---------- Record list

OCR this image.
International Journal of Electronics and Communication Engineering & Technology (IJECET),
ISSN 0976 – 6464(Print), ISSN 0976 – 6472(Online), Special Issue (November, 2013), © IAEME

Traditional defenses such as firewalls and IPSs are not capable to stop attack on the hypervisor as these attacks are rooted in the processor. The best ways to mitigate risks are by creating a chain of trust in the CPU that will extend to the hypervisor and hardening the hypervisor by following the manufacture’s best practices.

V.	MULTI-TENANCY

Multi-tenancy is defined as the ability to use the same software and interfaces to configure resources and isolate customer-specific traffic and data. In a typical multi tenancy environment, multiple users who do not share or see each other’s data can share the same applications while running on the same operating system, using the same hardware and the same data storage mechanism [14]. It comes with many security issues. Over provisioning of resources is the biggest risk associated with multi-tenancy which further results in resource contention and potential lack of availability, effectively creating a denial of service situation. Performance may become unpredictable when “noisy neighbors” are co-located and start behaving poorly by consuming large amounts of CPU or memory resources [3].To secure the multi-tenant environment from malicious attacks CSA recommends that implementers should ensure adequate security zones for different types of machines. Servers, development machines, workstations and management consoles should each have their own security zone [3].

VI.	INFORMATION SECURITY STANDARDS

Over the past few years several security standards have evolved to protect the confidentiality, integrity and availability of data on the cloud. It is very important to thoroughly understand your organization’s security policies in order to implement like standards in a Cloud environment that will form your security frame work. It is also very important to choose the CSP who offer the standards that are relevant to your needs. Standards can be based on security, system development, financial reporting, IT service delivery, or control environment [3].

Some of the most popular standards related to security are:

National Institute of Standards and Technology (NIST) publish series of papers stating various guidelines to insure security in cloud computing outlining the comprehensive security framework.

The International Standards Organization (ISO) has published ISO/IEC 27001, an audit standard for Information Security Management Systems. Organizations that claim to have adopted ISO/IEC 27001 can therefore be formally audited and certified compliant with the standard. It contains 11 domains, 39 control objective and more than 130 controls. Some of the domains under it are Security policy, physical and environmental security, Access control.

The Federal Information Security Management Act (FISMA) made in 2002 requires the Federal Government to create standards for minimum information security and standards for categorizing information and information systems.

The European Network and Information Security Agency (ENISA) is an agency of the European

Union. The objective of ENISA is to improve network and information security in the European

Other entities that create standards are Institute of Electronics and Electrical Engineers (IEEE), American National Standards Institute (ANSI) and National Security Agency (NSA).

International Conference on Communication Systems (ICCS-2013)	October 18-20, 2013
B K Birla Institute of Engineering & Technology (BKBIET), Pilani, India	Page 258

--------------------

Work to be completed: Search the entries for the word "European" and gather every line where it appears.

Solution for this problem:
The European Network and Information Security Agency (ENISA) is an agency of the European
Union. The objective of ENISA is to improve network and information security in the European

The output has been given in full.